## WHAT YOU ARE ASKED TO DO
In the listing that follows, count every line with the word "JSON" in it and write only the total.

══════

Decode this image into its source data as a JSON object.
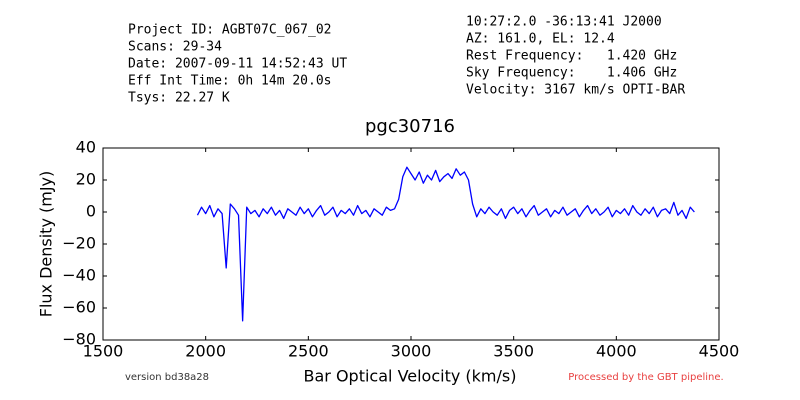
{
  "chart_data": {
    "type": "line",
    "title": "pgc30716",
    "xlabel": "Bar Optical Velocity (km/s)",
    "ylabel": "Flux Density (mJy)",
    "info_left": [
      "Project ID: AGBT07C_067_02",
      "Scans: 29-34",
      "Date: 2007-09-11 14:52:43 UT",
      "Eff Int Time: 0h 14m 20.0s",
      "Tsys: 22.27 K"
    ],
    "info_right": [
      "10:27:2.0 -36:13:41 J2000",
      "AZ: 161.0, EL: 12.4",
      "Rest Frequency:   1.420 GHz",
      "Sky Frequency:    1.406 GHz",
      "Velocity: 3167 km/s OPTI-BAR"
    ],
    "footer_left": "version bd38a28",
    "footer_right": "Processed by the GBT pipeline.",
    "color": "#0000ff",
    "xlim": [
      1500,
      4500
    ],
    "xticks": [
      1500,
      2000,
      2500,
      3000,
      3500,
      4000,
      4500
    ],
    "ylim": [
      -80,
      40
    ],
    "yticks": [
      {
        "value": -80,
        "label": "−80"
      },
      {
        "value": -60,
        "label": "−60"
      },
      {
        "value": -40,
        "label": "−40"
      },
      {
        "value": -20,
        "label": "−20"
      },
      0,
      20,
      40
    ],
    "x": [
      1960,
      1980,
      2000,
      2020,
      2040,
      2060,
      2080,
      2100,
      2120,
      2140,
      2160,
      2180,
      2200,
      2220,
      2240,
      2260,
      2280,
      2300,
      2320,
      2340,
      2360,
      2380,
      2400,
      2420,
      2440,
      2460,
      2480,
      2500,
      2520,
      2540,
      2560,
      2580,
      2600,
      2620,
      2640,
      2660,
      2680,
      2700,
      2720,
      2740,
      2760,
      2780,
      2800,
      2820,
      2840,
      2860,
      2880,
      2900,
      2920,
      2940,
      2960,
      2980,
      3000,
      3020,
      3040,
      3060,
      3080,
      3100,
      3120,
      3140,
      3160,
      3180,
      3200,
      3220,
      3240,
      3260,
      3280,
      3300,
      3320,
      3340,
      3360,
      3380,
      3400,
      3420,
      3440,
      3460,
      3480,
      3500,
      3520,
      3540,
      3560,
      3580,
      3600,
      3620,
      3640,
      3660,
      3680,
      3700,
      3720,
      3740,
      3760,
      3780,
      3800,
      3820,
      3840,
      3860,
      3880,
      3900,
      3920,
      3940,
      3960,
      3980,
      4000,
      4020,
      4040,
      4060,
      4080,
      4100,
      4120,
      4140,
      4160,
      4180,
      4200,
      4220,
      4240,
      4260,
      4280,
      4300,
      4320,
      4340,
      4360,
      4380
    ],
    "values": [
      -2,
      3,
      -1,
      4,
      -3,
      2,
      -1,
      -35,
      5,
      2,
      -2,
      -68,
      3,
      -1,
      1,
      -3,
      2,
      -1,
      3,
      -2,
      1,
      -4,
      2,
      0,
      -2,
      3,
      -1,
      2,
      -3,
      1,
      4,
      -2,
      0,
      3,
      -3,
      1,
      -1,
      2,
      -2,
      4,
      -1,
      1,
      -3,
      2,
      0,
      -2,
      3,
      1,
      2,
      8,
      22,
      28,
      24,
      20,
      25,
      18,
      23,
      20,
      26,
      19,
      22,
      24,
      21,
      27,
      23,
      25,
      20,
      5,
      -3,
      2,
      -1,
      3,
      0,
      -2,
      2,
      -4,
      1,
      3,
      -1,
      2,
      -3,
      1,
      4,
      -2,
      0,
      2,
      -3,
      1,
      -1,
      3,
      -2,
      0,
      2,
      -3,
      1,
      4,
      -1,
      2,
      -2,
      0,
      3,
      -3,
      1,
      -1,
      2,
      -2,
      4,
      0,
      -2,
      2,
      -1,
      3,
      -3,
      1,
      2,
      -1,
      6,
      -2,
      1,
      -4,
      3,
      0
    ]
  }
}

══════

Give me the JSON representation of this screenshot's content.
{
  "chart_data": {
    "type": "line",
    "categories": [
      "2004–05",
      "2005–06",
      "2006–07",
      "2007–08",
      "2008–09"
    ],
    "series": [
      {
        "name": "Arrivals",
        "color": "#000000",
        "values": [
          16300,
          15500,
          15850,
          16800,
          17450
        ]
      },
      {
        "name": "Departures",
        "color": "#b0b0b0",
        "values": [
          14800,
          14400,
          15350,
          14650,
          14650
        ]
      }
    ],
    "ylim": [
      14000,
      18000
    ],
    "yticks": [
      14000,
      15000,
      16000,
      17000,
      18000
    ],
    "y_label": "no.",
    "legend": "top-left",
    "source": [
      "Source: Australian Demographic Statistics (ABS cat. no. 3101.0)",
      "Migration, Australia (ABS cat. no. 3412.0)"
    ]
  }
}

══════

## RESPONSE TO THE EXERCISE
2